- **Written problem**
In the records below, find each line containing the word "Properties" and copy it.

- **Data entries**
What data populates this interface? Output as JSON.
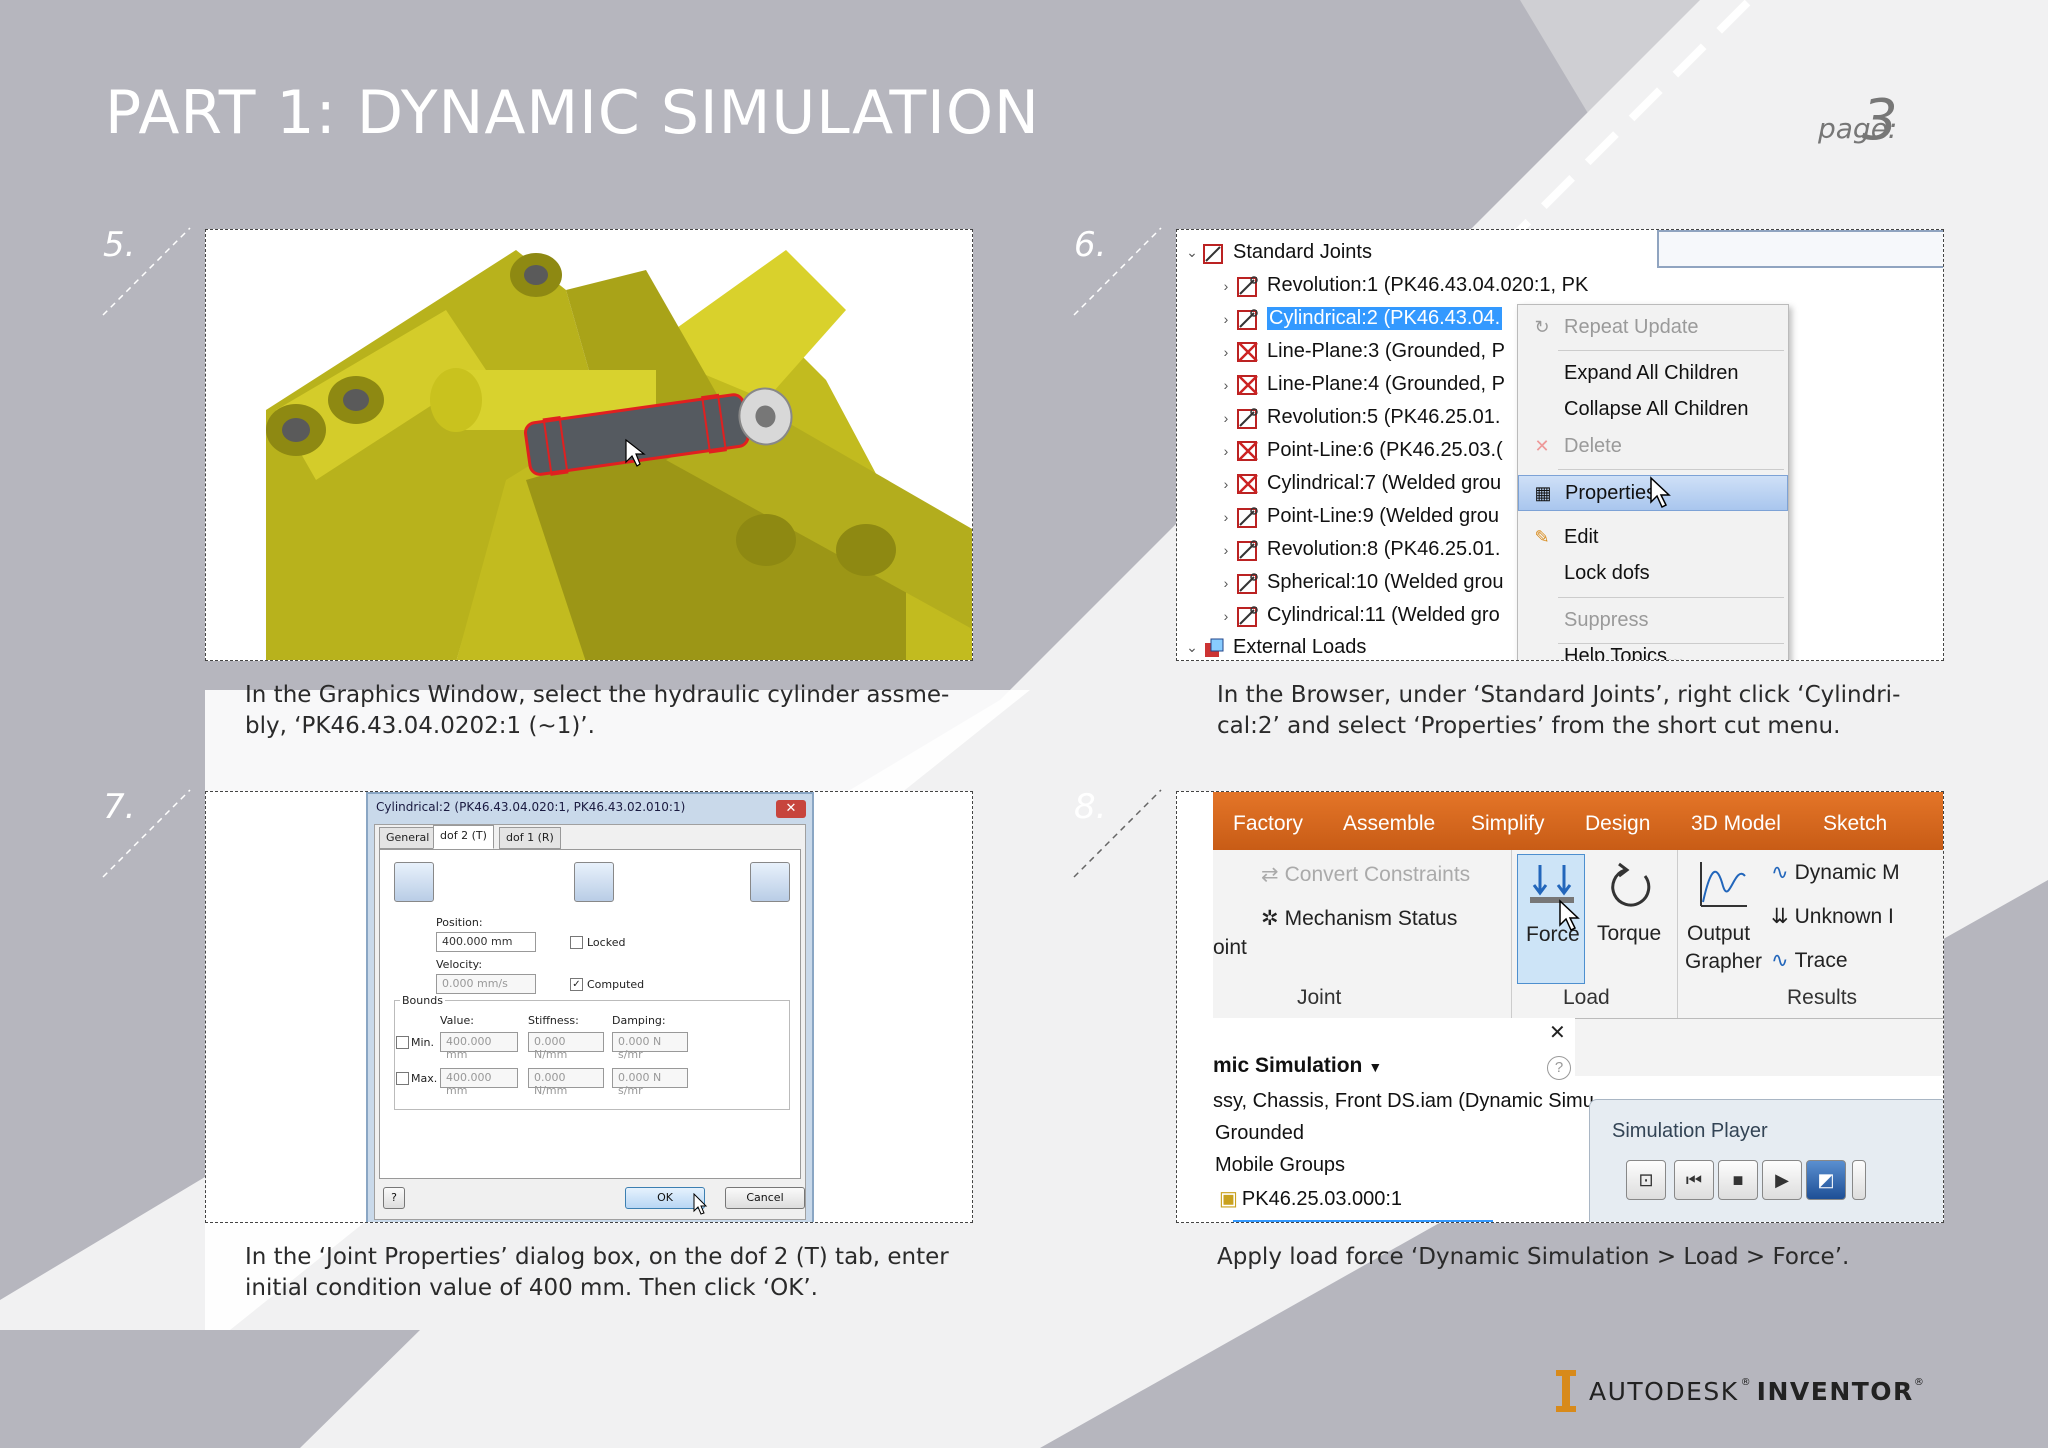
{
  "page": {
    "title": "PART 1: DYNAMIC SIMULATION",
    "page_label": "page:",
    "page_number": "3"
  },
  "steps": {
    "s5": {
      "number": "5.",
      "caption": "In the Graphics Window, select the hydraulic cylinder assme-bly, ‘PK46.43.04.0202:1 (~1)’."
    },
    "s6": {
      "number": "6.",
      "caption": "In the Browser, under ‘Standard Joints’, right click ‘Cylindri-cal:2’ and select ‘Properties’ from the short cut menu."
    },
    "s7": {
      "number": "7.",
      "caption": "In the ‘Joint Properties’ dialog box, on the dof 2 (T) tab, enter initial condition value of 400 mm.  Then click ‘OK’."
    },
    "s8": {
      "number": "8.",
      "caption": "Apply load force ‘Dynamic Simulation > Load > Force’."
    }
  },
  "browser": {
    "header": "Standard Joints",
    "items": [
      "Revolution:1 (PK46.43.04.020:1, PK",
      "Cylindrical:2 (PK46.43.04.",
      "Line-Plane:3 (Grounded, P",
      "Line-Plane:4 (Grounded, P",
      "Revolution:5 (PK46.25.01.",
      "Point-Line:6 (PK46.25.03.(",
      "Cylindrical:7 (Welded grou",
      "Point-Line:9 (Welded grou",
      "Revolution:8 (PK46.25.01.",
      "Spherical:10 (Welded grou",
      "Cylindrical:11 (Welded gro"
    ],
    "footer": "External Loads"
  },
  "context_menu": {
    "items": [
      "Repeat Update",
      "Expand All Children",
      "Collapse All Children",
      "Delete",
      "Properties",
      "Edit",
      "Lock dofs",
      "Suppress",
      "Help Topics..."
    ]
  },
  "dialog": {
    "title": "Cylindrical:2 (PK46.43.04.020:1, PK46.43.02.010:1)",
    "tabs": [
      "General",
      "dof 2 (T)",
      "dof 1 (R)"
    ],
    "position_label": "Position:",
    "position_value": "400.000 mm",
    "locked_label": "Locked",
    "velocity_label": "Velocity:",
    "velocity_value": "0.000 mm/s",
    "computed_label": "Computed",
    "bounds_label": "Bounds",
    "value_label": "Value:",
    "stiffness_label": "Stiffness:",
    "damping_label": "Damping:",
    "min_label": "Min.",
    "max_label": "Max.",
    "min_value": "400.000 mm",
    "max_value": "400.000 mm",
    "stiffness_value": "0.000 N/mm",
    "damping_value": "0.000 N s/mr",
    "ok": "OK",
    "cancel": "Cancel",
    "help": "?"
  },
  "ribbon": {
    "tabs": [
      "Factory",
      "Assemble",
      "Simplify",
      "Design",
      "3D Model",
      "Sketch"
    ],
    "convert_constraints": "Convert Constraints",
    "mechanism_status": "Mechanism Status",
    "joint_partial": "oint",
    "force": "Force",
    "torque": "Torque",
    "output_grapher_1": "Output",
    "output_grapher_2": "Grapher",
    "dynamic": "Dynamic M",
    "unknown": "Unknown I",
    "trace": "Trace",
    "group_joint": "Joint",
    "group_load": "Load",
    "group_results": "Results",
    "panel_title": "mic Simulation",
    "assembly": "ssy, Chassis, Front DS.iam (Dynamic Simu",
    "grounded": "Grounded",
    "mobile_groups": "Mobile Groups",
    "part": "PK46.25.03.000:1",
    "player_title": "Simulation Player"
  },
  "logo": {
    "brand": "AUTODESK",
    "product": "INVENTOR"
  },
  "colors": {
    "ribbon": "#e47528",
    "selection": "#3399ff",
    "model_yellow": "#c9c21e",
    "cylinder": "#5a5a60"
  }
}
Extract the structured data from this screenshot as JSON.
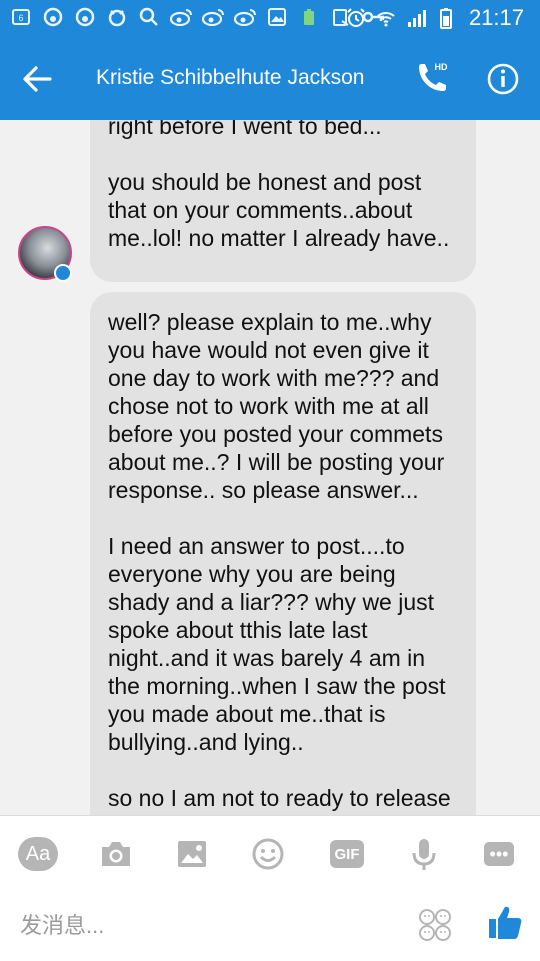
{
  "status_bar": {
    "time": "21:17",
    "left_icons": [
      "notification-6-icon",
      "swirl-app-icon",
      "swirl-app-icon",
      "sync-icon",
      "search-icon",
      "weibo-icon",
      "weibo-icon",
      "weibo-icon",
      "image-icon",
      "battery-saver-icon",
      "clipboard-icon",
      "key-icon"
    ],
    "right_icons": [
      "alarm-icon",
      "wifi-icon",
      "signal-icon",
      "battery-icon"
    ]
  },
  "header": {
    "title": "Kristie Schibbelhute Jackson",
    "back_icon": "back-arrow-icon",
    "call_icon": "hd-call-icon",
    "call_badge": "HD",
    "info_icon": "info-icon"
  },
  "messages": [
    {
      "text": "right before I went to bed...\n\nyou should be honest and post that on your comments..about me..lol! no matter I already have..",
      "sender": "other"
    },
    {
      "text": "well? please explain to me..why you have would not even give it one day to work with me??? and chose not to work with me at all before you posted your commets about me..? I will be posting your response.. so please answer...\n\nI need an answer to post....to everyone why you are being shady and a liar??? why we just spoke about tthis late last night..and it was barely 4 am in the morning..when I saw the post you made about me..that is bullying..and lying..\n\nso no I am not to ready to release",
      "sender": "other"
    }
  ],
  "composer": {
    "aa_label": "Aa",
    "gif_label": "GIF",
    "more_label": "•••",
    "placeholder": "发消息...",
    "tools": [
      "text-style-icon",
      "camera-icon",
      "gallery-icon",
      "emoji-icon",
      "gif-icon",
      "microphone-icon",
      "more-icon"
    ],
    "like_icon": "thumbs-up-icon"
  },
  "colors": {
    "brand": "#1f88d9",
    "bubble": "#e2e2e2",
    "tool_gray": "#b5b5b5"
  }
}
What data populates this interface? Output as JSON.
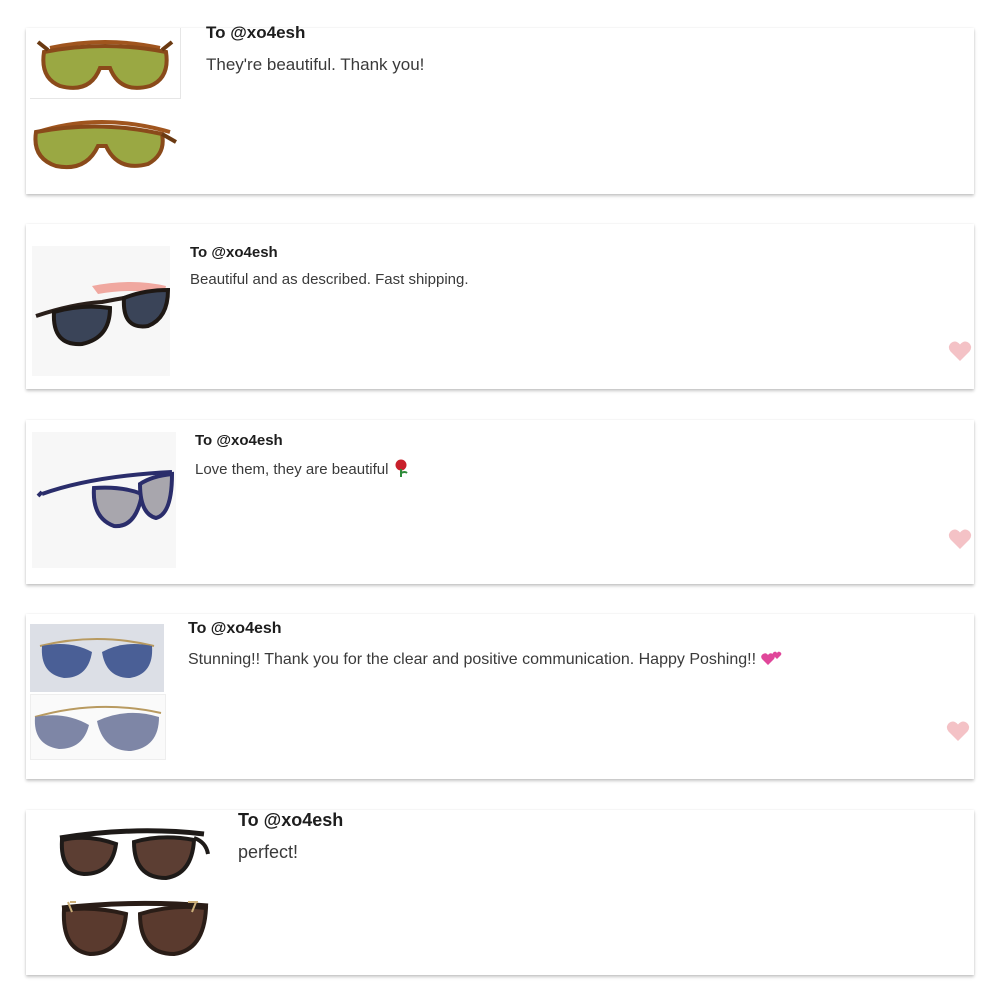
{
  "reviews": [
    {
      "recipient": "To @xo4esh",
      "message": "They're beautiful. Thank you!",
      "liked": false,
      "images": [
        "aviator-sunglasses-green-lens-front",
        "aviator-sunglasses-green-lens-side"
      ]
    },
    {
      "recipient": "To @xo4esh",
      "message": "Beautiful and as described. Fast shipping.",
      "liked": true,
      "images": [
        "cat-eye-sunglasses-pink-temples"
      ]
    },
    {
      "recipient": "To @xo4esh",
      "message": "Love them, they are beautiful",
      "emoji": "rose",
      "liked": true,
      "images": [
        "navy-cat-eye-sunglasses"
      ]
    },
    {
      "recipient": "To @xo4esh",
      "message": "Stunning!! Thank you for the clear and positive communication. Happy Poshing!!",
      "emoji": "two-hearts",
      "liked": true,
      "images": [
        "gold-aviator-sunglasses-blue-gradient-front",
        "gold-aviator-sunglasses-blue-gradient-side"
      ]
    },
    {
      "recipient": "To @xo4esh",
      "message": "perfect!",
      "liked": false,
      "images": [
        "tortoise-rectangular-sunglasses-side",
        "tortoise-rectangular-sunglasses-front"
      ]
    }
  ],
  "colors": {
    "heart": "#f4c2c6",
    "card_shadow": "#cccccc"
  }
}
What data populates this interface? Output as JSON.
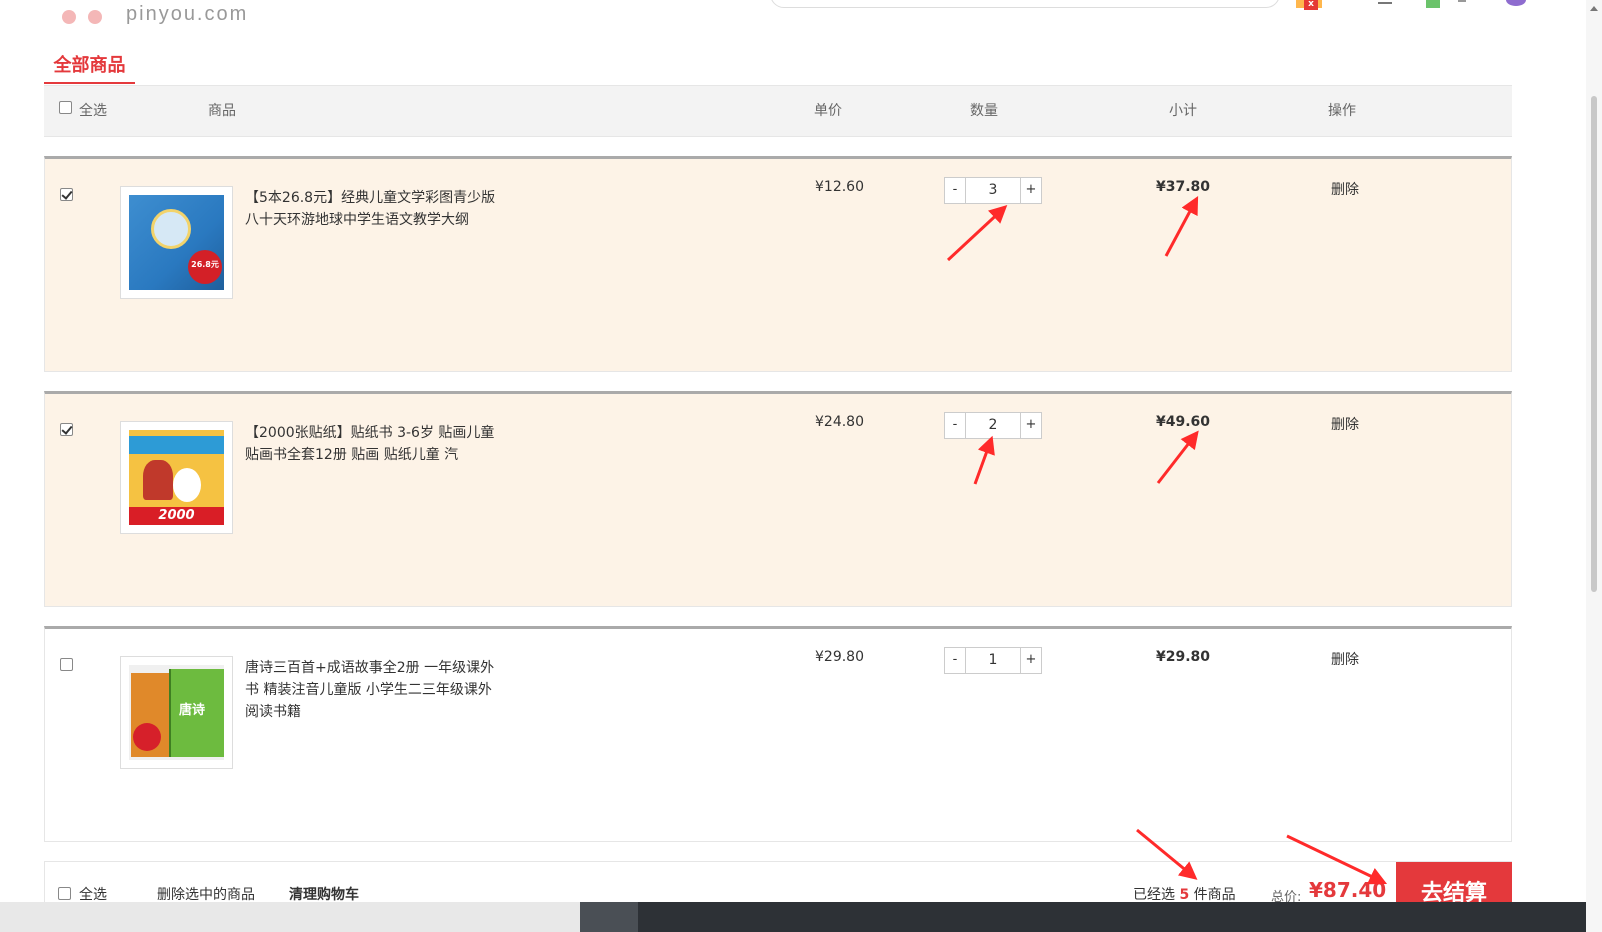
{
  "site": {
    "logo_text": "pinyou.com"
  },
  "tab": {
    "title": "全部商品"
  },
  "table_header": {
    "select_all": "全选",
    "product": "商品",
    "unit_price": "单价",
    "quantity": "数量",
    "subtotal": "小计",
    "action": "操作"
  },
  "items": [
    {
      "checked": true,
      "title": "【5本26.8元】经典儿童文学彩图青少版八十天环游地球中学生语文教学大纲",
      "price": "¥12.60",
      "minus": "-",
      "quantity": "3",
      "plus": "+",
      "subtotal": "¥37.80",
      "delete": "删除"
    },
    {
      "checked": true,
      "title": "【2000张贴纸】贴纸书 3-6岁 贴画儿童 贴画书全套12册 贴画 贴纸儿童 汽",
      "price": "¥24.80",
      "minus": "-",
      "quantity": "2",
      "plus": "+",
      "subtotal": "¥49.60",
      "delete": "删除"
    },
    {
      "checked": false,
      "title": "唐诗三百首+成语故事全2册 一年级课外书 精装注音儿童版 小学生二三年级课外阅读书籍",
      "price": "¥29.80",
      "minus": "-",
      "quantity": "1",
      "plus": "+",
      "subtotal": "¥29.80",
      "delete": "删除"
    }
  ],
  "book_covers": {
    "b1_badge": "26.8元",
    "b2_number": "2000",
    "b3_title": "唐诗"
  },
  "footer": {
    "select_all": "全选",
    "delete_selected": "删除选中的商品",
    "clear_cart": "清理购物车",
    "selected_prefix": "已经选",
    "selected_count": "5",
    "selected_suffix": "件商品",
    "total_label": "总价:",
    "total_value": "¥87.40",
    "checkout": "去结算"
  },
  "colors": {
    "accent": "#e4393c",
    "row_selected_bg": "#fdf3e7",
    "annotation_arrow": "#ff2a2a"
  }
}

- **Exercise output**
      "caption": "In the Browser, under ‘Standard Joints’, right click ‘Cylindri-cal:2’ and select ‘Properties’ from the short cut menu."
      "caption": "In the ‘Joint Properties’ dialog box, on the dof 2 (T) tab, enter initial condition value of 400 mm.  Then click ‘OK’."
      "Properties",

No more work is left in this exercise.